### WHAT TO WORK ON
Gather each line of the entries below that includes "pleasing".

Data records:

((

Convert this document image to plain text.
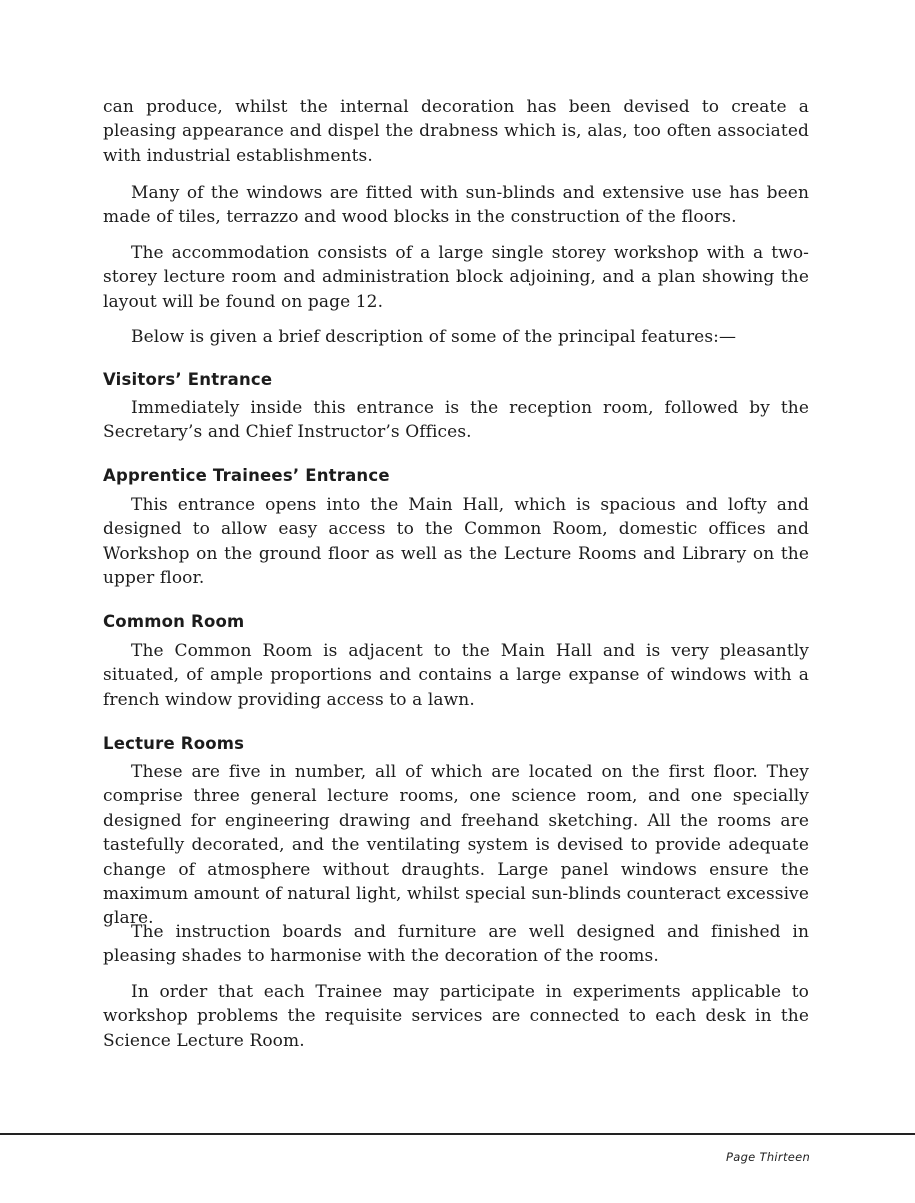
can produce, whilst the internal decoration has been devised to create a pleasing appearance and dispel the drabness which is, alas, too often associated with industrial establishments.

Many of the windows are fitted with sun-blinds and extensive use has been made of tiles, terrazzo and wood blocks in the construction of the floors.

The accommodation consists of a large single storey workshop with a two-storey lecture room and administration block adjoining, and a plan showing the layout will be found on page 12.

Below is given a brief description of some of the principal features:—

Visitors’ Entrance

Immediately inside this entrance is the reception room, followed by the Secretary’s and Chief Instructor’s Offices.

Apprentice Trainees’ Entrance

This entrance opens into the Main Hall, which is spacious and lofty and designed to allow easy access to the Common Room, domestic offices and Workshop on the ground floor as well as the Lecture Rooms and Library on the upper floor.

Common Room

The Common Room is adjacent to the Main Hall and is very pleasantly situated, of ample proportions and contains a large expanse of windows with a french window providing access to a lawn.

Lecture Rooms

These are five in number, all of which are located on the first floor. They comprise three general lecture rooms, one science room, and one specially designed for engineering drawing and freehand sketching. All the rooms are tastefully decorated, and the ventilating system is devised to provide adequate change of atmosphere without draughts. Large panel windows ensure the maximum amount of natural light, whilst special sun-blinds counteract excessive glare.

The instruction boards and furniture are well designed and finished in pleasing shades to harmonise with the decoration of the rooms.

In order that each Trainee may participate in experiments applicable to workshop problems the requisite services are connected to each desk in the Science Lecture Room.

Page Thirteen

))

### SOLUTION TO THIS TASK
can produce, whilst the internal decoration has been devised to create a pleasing appearance and dispel the drabness which is, alas, too often associated with industrial establishments.
The instruction boards and furniture are well designed and finished in pleasing shades to harmonise with the decoration of the rooms.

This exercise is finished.